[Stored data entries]
+ + +
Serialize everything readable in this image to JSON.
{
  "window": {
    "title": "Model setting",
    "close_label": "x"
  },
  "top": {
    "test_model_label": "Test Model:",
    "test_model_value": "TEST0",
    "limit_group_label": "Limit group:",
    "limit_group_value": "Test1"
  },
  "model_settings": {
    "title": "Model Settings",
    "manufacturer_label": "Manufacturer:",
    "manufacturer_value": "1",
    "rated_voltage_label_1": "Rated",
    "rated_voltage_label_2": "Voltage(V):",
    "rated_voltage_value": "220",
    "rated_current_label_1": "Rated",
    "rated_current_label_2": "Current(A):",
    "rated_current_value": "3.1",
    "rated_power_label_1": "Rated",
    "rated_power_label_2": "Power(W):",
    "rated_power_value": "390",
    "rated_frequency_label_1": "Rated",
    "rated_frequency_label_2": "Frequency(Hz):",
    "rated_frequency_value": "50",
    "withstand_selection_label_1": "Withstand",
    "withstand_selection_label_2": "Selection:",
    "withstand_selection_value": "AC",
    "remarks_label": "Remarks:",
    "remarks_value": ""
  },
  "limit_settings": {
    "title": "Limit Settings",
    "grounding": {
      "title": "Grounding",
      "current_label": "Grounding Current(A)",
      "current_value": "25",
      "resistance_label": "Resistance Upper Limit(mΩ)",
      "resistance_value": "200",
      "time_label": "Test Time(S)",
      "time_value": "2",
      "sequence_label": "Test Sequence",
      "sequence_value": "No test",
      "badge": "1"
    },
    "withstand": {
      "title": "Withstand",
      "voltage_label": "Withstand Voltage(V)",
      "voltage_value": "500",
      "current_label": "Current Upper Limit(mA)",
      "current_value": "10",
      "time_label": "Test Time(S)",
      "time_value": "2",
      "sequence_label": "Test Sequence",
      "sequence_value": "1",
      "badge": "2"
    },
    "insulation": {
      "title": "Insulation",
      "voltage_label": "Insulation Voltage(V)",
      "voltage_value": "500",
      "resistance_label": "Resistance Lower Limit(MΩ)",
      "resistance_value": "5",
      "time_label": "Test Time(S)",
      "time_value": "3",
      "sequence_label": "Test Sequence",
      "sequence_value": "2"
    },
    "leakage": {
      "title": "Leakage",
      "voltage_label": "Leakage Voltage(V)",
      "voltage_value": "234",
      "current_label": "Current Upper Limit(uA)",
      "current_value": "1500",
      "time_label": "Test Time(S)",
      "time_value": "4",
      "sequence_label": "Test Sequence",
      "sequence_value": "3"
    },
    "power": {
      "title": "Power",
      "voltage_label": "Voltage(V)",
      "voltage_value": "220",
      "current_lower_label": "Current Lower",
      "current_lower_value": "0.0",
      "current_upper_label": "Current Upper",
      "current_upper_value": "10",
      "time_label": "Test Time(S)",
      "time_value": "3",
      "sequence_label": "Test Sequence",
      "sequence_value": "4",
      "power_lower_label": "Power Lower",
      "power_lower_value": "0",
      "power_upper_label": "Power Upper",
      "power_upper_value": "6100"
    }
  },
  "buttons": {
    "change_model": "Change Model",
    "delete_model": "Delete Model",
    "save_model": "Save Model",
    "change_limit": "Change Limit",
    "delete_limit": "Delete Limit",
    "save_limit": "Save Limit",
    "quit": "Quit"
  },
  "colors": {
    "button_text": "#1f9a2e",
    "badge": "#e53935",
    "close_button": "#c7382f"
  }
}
+ + +
■ STATED GOAL:
Your task is to repeat every entry exactly.

■ SOLUTION TO THE EXERCISE:
Serialize everything readable in this image to JSON.
{
  "window": {
    "title": "Model setting",
    "close_label": "x"
  },
  "top": {
    "test_model_label": "Test Model:",
    "test_model_value": "TEST0",
    "limit_group_label": "Limit group:",
    "limit_group_value": "Test1"
  },
  "model_settings": {
    "title": "Model Settings",
    "manufacturer_label": "Manufacturer:",
    "manufacturer_value": "1",
    "rated_voltage_label_1": "Rated",
    "rated_voltage_label_2": "Voltage(V):",
    "rated_voltage_value": "220",
    "rated_current_label_1": "Rated",
    "rated_current_label_2": "Current(A):",
    "rated_current_value": "3.1",
    "rated_power_label_1": "Rated",
    "rated_power_label_2": "Power(W):",
    "rated_power_value": "390",
    "rated_frequency_label_1": "Rated",
    "rated_frequency_label_2": "Frequency(Hz):",
    "rated_frequency_value": "50",
    "withstand_selection_label_1": "Withstand",
    "withstand_selection_label_2": "Selection:",
    "withstand_selection_value": "AC",
    "remarks_label": "Remarks:",
    "remarks_value": ""
  },
  "limit_settings": {
    "title": "Limit Settings",
    "grounding": {
      "title": "Grounding",
      "current_label": "Grounding Current(A)",
      "current_value": "25",
      "resistance_label": "Resistance Upper Limit(mΩ)",
      "resistance_value": "200",
      "time_label": "Test Time(S)",
      "time_value": "2",
      "sequence_label": "Test Sequence",
      "sequence_value": "No test",
      "badge": "1"
    },
    "withstand": {
      "title": "Withstand",
      "voltage_label": "Withstand Voltage(V)",
      "voltage_value": "500",
      "current_label": "Current Upper Limit(mA)",
      "current_value": "10",
      "time_label": "Test Time(S)",
      "time_value": "2",
      "sequence_label": "Test Sequence",
      "sequence_value": "1",
      "badge": "2"
    },
    "insulation": {
      "title": "Insulation",
      "voltage_label": "Insulation Voltage(V)",
      "voltage_value": "500",
      "resistance_label": "Resistance Lower Limit(MΩ)",
      "resistance_value": "5",
      "time_label": "Test Time(S)",
      "time_value": "3",
      "sequence_label": "Test Sequence",
      "sequence_value": "2"
    },
    "leakage": {
      "title": "Leakage",
      "voltage_label": "Leakage Voltage(V)",
      "voltage_value": "234",
      "current_label": "Current Upper Limit(uA)",
      "current_value": "1500",
      "time_label": "Test Time(S)",
      "time_value": "4",
      "sequence_label": "Test Sequence",
      "sequence_value": "3"
    },
    "power": {
      "title": "Power",
      "voltage_label": "Voltage(V)",
      "voltage_value": "220",
      "current_lower_label": "Current Lower",
      "current_lower_value": "0.0",
      "current_upper_label": "Current Upper",
      "current_upper_value": "10",
      "time_label": "Test Time(S)",
      "time_value": "3",
      "sequence_label": "Test Sequence",
      "sequence_value": "4",
      "power_lower_label": "Power Lower",
      "power_lower_value": "0",
      "power_upper_label": "Power Upper",
      "power_upper_value": "6100"
    }
  },
  "buttons": {
    "change_model": "Change Model",
    "delete_model": "Delete Model",
    "save_model": "Save Model",
    "change_limit": "Change Limit",
    "delete_limit": "Delete Limit",
    "save_limit": "Save Limit",
    "quit": "Quit"
  },
  "colors": {
    "button_text": "#1f9a2e",
    "badge": "#e53935",
    "close_button": "#c7382f"
  }
}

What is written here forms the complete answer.